● **Task prompt**: Every record must be repeated exactly, with no omission.

-- Start of Data for processing --

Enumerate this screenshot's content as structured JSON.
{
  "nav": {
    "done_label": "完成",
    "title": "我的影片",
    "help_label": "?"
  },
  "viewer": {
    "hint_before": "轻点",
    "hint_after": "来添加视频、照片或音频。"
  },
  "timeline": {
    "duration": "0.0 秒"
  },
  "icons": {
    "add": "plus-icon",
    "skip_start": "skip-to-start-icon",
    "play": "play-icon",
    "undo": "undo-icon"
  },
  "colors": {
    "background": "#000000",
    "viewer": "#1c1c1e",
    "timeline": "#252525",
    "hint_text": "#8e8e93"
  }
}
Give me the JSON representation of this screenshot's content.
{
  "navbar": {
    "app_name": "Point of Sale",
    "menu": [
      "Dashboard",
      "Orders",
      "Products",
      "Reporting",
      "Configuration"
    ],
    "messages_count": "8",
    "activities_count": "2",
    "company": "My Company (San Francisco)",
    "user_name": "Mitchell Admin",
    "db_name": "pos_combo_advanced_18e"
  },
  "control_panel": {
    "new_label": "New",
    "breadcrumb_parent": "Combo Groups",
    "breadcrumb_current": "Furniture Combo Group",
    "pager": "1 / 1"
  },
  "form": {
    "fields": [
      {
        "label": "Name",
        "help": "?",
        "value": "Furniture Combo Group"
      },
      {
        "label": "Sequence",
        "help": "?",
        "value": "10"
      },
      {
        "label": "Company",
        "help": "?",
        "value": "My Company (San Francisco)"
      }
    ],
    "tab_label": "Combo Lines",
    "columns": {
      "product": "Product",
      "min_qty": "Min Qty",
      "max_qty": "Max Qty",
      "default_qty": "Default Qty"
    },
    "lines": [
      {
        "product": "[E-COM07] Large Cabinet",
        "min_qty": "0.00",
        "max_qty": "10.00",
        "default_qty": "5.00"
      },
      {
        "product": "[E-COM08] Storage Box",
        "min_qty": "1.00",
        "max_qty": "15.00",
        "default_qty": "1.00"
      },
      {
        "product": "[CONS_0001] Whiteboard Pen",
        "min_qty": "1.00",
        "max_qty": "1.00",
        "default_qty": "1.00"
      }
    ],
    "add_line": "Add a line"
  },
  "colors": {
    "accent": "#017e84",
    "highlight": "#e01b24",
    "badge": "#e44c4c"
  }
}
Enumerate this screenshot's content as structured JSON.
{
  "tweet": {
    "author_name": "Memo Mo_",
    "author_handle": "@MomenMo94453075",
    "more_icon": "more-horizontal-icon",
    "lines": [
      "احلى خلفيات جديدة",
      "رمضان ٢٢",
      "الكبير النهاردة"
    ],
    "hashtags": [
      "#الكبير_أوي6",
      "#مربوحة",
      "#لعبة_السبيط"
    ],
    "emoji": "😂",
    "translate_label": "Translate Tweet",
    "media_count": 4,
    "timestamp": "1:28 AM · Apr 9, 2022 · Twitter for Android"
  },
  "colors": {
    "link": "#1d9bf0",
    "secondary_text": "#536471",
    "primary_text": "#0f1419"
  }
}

-- End of Data for processing --

● **Answer to the exercise**:
Enumerate this screenshot's content as structured JSON.
{
  "nav": {
    "done_label": "完成",
    "title": "我的影片",
    "help_label": "?"
  },
  "viewer": {
    "hint_before": "轻点",
    "hint_after": "来添加视频、照片或音频。"
  },
  "timeline": {
    "duration": "0.0 秒"
  },
  "icons": {
    "add": "plus-icon",
    "skip_start": "skip-to-start-icon",
    "play": "play-icon",
    "undo": "undo-icon"
  },
  "colors": {
    "background": "#000000",
    "viewer": "#1c1c1e",
    "timeline": "#252525",
    "hint_text": "#8e8e93"
  }
}
Give me the JSON representation of this screenshot's content.
{
  "navbar": {
    "app_name": "Point of Sale",
    "menu": [
      "Dashboard",
      "Orders",
      "Products",
      "Reporting",
      "Configuration"
    ],
    "messages_count": "8",
    "activities_count": "2",
    "company": "My Company (San Francisco)",
    "user_name": "Mitchell Admin",
    "db_name": "pos_combo_advanced_18e"
  },
  "control_panel": {
    "new_label": "New",
    "breadcrumb_parent": "Combo Groups",
    "breadcrumb_current": "Furniture Combo Group",
    "pager": "1 / 1"
  },
  "form": {
    "fields": [
      {
        "label": "Name",
        "help": "?",
        "value": "Furniture Combo Group"
      },
      {
        "label": "Sequence",
        "help": "?",
        "value": "10"
      },
      {
        "label": "Company",
        "help": "?",
        "value": "My Company (San Francisco)"
      }
    ],
    "tab_label": "Combo Lines",
    "columns": {
      "product": "Product",
      "min_qty": "Min Qty",
      "max_qty": "Max Qty",
      "default_qty": "Default Qty"
    },
    "lines": [
      {
        "product": "[E-COM07] Large Cabinet",
        "min_qty": "0.00",
        "max_qty": "10.00",
        "default_qty": "5.00"
      },
      {
        "product": "[E-COM08] Storage Box",
        "min_qty": "1.00",
        "max_qty": "15.00",
        "default_qty": "1.00"
      },
      {
        "product": "[CONS_0001] Whiteboard Pen",
        "min_qty": "1.00",
        "max_qty": "1.00",
        "default_qty": "1.00"
      }
    ],
    "add_line": "Add a line"
  },
  "colors": {
    "accent": "#017e84",
    "highlight": "#e01b24",
    "badge": "#e44c4c"
  }
}
Enumerate this screenshot's content as structured JSON.
{
  "tweet": {
    "author_name": "Memo Mo_",
    "author_handle": "@MomenMo94453075",
    "more_icon": "more-horizontal-icon",
    "lines": [
      "احلى خلفيات جديدة",
      "رمضان ٢٢",
      "الكبير النهاردة"
    ],
    "hashtags": [
      "#الكبير_أوي6",
      "#مربوحة",
      "#لعبة_السبيط"
    ],
    "emoji": "😂",
    "translate_label": "Translate Tweet",
    "media_count": 4,
    "timestamp": "1:28 AM · Apr 9, 2022 · Twitter for Android"
  },
  "colors": {
    "link": "#1d9bf0",
    "secondary_text": "#536471",
    "primary_text": "#0f1419"
  }
}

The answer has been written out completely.